[Item position entries]
'''
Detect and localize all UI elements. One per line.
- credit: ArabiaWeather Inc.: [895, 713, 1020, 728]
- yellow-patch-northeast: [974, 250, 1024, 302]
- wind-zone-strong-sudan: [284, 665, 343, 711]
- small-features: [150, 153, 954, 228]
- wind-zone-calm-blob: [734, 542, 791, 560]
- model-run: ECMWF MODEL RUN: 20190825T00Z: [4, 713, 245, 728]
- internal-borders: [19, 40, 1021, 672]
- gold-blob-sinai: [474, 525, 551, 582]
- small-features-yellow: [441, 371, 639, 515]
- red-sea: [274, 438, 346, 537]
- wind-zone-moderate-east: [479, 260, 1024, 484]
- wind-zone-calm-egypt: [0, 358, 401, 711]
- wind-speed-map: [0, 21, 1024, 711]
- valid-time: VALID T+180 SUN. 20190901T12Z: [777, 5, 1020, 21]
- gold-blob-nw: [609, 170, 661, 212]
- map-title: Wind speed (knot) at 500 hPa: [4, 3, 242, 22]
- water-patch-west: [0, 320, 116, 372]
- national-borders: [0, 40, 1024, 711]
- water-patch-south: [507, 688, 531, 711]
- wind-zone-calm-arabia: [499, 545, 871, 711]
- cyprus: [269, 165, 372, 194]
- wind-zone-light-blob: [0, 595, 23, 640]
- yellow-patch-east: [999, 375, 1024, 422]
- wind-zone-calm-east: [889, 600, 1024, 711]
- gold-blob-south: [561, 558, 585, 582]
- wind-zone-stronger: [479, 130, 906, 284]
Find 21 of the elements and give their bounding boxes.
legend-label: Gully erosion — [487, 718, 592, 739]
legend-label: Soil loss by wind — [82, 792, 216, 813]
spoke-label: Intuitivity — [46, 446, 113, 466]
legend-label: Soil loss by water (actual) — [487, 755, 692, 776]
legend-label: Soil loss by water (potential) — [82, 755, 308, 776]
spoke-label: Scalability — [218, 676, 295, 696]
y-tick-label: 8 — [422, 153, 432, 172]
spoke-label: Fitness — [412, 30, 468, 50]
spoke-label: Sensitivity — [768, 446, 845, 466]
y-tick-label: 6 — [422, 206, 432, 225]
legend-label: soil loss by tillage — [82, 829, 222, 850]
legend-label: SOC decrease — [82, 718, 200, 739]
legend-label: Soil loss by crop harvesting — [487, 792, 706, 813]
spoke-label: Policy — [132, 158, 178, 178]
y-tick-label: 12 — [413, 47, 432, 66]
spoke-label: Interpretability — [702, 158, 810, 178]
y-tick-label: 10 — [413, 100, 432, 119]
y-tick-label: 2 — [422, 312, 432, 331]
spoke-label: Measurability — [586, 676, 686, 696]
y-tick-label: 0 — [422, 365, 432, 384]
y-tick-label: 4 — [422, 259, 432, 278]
'''
SHORT EXERCISE: Convert every line of the material above into a Markdown table with the columns "Row" and "Entry". Put the row number in Row and the line in Entry, and leave out blank lines.

RESPONSE:
| Row | Entry |
|---|---|
| 1 | Detect and localize all UI elements. One per line. |
| 2 | - credit: ArabiaWeather Inc.: [895, 713, 1020, 728] |
| 3 | - yellow-patch-northeast: [974, 250, 1024, 302] |
| 4 | - wind-zone-strong-sudan: [284, 665, 343, 711] |
| 5 | - small-features: [150, 153, 954, 228] |
| 6 | - wind-zone-calm-blob: [734, 542, 791, 560] |
| 7 | - model-run: ECMWF MODEL RUN: 20190825T00Z: [4, 713, 245, 728] |
| 8 | - internal-borders: [19, 40, 1021, 672] |
| 9 | - gold-blob-sinai: [474, 525, 551, 582] |
| 10 | - small-features-yellow: [441, 371, 639, 515] |
| 11 | - red-sea: [274, 438, 346, 537] |
| 12 | - wind-zone-moderate-east: [479, 260, 1024, 484] |
| 13 | - wind-zone-calm-egypt: [0, 358, 401, 711] |
| 14 | - wind-speed-map: [0, 21, 1024, 711] |
| 15 | - valid-time: VALID T+180 SUN. 20190901T12Z: [777, 5, 1020, 21] |
| 16 | - gold-blob-nw: [609, 170, 661, 212] |
| 17 | - map-title: Wind speed (knot) at 500 hPa: [4, 3, 242, 22] |
| 18 | - water-patch-west: [0, 320, 116, 372] |
| 19 | - national-borders: [0, 40, 1024, 711] |
| 20 | - water-patch-south: [507, 688, 531, 711] |
| 21 | - wind-zone-calm-arabia: [499, 545, 871, 711] |
| 22 | - cyprus: [269, 165, 372, 194] |
| 23 | - wind-zone-light-blob: [0, 595, 23, 640] |
| 24 | - yellow-patch-east: [999, 375, 1024, 422] |
| 25 | - wind-zone-calm-east: [889, 600, 1024, 711] |
| 26 | - gold-blob-south: [561, 558, 585, 582] |
| 27 | - wind-zone-stronger: [479, 130, 906, 284] |
| 28 | Find 21 of the elements and give their bounding boxes. |
| 29 | legend-label: Gully erosion — [487, 718, 592, 739] |
| 30 | legend-label: Soil loss by wind — [82, 792, 216, 813] |
| 31 | spoke-label: Intuitivity — [46, 446, 113, 466] |
| 32 | legend-label: Soil loss by water (actual) — [487, 755, 692, 776] |
| 33 | legend-label: Soil loss by water (potential) — [82, 755, 308, 776] |
| 34 | spoke-label: Scalability — [218, 676, 295, 696] |
| 35 | y-tick-label: 8 — [422, 153, 432, 172] |
| 36 | spoke-label: Fitness — [412, 30, 468, 50] |
| 37 | spoke-label: Sensitivity — [768, 446, 845, 466] |
| 38 | y-tick-label: 6 — [422, 206, 432, 225] |
| 39 | legend-label: soil loss by tillage — [82, 829, 222, 850] |
| 40 | legend-label: SOC decrease — [82, 718, 200, 739] |
| 41 | legend-label: Soil loss by crop harvesting — [487, 792, 706, 813] |
| 42 | spoke-label: Policy — [132, 158, 178, 178] |
| 43 | y-tick-label: 12 — [413, 47, 432, 66] |
| 44 | spoke-label: Interpretability — [702, 158, 810, 178] |
| 45 | y-tick-label: 10 — [413, 100, 432, 119] |
| 46 | y-tick-label: 2 — [422, 312, 432, 331] |
| 47 | spoke-label: Measurability — [586, 676, 686, 696] |
| 48 | y-tick-label: 0 — [422, 365, 432, 384] |
| 49 | y-tick-label: 4 — [422, 259, 432, 278] |